--- Exercise details ---
Report back each line of the records that contains the string "this".

□ □ □ □

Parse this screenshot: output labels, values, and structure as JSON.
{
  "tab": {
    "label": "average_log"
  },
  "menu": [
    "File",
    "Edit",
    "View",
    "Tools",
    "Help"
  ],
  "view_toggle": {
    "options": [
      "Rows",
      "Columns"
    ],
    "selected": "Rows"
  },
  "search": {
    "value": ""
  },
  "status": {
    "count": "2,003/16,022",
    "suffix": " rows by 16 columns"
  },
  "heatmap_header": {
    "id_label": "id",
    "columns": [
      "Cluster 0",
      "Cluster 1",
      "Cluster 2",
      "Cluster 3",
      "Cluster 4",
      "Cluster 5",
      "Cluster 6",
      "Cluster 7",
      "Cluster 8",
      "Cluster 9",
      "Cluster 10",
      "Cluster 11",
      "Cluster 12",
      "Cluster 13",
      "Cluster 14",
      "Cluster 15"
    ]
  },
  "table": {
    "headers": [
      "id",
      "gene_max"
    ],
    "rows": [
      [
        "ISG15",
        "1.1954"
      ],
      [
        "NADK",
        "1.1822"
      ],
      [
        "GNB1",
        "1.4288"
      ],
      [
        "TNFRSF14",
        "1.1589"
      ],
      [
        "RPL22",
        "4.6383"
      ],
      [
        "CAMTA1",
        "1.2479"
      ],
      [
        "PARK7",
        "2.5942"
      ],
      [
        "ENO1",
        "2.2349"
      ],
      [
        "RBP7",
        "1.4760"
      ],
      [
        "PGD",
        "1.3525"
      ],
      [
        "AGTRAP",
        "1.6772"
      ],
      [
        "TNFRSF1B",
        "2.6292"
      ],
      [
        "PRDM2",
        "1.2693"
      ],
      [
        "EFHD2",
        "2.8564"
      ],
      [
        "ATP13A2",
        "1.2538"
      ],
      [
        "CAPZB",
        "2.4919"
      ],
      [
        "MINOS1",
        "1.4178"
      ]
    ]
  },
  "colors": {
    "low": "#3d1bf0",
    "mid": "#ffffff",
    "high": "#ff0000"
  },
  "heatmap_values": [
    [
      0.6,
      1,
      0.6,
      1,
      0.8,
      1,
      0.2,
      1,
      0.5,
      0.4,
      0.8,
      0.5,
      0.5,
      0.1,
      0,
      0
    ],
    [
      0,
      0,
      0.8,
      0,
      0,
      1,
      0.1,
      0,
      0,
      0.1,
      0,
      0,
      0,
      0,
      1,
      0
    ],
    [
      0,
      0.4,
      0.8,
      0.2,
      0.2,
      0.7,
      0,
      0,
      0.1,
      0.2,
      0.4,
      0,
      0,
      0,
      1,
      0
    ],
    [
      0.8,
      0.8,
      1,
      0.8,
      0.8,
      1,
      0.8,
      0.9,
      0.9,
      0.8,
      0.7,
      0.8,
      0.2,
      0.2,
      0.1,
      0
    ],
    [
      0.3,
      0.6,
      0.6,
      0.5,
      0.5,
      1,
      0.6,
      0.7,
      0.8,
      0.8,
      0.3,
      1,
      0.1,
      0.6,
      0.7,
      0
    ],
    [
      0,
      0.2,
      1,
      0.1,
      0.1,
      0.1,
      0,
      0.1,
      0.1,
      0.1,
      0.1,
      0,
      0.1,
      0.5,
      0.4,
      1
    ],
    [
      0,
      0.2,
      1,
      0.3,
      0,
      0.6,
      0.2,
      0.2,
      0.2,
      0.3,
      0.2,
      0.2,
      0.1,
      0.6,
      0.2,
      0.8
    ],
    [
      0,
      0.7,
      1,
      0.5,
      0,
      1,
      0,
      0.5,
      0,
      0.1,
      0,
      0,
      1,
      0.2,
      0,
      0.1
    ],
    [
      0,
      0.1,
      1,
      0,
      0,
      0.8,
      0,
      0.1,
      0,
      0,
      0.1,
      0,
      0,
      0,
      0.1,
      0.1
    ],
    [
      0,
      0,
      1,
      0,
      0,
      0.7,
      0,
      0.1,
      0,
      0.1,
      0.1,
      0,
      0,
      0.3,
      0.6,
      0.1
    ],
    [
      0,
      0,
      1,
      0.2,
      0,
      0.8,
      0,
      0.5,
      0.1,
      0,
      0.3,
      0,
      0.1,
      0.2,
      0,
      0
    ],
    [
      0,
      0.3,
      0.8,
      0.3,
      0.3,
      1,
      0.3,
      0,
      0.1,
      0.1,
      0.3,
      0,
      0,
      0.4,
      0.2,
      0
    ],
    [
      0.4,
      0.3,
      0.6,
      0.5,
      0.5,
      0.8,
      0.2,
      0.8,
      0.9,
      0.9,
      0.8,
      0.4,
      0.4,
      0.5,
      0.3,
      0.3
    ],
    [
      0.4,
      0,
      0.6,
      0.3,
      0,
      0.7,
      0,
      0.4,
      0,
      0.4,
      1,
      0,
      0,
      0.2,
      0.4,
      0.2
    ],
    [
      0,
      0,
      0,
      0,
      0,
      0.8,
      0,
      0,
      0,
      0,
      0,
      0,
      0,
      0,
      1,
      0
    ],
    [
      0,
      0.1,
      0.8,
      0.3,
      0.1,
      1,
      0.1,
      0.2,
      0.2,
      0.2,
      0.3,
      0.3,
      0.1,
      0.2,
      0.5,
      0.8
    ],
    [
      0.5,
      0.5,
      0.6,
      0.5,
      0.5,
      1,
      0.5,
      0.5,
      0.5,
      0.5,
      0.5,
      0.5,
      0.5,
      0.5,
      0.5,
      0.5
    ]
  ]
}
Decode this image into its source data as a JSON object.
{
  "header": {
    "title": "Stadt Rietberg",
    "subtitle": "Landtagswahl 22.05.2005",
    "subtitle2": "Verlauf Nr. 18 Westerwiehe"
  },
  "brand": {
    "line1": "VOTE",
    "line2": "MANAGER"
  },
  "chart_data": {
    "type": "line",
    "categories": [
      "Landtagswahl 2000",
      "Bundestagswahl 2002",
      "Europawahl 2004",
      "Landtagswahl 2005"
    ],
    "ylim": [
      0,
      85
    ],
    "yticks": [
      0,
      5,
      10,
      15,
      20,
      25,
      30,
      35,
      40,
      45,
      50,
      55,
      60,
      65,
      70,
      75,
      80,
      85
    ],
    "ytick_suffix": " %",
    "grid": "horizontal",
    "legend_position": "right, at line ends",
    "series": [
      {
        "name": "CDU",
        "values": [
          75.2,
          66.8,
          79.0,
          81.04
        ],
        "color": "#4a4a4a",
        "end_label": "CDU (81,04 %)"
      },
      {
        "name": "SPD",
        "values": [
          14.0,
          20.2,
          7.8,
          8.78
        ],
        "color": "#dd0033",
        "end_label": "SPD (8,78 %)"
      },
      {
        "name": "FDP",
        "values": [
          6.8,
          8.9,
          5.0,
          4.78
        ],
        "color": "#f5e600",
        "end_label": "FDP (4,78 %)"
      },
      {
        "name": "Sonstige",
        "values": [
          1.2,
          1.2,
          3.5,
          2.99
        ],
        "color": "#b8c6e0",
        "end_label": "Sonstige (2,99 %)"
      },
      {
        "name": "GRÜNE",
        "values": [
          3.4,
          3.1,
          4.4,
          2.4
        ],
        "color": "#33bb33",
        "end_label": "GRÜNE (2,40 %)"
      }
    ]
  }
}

□ □ □ □

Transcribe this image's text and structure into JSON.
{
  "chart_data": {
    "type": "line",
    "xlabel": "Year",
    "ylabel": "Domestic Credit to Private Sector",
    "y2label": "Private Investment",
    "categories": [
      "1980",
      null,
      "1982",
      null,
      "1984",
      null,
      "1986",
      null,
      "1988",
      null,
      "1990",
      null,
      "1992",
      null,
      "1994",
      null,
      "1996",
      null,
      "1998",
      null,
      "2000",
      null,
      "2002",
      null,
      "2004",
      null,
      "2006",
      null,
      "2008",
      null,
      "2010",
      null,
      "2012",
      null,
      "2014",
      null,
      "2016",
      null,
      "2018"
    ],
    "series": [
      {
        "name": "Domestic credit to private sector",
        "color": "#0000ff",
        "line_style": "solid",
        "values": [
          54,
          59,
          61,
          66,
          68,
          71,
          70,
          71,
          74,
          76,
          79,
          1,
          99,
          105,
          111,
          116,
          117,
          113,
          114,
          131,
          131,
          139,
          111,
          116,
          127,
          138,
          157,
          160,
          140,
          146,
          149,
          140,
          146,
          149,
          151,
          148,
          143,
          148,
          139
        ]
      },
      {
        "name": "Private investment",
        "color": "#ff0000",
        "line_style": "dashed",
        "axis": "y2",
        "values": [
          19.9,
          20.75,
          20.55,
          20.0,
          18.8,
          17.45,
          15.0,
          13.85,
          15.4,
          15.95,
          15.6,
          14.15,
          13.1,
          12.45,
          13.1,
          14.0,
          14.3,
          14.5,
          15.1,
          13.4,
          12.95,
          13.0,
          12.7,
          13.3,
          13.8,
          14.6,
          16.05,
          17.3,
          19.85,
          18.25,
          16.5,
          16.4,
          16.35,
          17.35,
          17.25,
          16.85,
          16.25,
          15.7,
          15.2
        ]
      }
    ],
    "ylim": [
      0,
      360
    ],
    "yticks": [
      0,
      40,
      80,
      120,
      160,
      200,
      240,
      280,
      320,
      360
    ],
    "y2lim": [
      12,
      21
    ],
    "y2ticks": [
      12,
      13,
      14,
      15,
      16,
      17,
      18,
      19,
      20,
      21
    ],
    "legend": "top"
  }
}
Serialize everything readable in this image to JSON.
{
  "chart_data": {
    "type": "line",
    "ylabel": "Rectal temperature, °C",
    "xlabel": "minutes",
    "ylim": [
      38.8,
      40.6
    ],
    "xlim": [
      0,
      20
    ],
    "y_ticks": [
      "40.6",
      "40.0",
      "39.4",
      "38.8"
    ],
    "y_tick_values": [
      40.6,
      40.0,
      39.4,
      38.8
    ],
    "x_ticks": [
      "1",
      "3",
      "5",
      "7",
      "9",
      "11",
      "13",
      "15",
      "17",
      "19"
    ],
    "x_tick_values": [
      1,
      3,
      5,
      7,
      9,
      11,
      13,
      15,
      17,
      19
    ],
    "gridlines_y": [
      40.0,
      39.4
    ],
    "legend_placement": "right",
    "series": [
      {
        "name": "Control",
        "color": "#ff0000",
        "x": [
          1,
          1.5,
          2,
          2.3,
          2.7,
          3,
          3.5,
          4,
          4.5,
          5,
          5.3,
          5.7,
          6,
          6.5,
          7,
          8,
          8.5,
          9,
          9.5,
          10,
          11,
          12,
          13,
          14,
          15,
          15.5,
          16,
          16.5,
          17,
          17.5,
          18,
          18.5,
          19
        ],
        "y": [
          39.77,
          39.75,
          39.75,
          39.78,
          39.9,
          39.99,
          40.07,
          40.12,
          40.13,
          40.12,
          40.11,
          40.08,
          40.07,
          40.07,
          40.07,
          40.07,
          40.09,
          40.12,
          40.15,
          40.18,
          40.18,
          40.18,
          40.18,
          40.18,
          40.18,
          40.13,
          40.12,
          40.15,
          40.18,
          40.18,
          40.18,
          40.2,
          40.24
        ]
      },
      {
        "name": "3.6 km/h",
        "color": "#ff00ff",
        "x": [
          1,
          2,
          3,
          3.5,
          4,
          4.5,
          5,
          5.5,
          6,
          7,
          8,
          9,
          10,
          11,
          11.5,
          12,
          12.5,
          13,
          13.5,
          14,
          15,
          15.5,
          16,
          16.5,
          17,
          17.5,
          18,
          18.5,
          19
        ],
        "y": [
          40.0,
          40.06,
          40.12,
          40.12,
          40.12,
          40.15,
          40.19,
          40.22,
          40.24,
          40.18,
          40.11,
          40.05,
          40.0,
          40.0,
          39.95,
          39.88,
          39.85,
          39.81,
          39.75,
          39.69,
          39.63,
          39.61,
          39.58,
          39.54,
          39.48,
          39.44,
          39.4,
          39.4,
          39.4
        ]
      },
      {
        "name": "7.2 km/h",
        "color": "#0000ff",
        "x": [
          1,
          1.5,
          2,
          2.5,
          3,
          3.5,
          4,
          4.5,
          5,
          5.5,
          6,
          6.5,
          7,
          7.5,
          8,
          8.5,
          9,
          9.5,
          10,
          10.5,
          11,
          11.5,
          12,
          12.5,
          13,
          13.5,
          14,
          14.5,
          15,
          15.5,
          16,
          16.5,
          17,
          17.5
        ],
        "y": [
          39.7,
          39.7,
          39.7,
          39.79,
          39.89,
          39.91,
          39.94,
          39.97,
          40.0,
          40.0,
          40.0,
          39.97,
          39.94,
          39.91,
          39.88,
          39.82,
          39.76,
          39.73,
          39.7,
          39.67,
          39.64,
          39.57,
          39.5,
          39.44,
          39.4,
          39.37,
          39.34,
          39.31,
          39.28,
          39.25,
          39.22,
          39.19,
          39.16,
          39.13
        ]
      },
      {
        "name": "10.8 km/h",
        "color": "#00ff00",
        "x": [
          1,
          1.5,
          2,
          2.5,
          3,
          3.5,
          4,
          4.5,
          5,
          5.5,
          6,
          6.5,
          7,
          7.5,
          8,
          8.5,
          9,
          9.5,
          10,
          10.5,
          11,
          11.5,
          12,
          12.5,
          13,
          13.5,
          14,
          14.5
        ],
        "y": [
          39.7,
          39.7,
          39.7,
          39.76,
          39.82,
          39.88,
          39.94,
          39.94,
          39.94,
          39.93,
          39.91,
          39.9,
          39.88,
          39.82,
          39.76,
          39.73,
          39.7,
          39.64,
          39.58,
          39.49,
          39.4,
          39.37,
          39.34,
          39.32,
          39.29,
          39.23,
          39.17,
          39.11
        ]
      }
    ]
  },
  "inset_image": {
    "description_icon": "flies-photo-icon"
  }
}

□ □ □ □

--- Result of the task ---
Parse this screenshot: output labels, values, and structure as JSON.
Decode this image into its source data as a JSON object.
Transcribe this image's text and structure into JSON.
Serialize everything readable in this image to JSON.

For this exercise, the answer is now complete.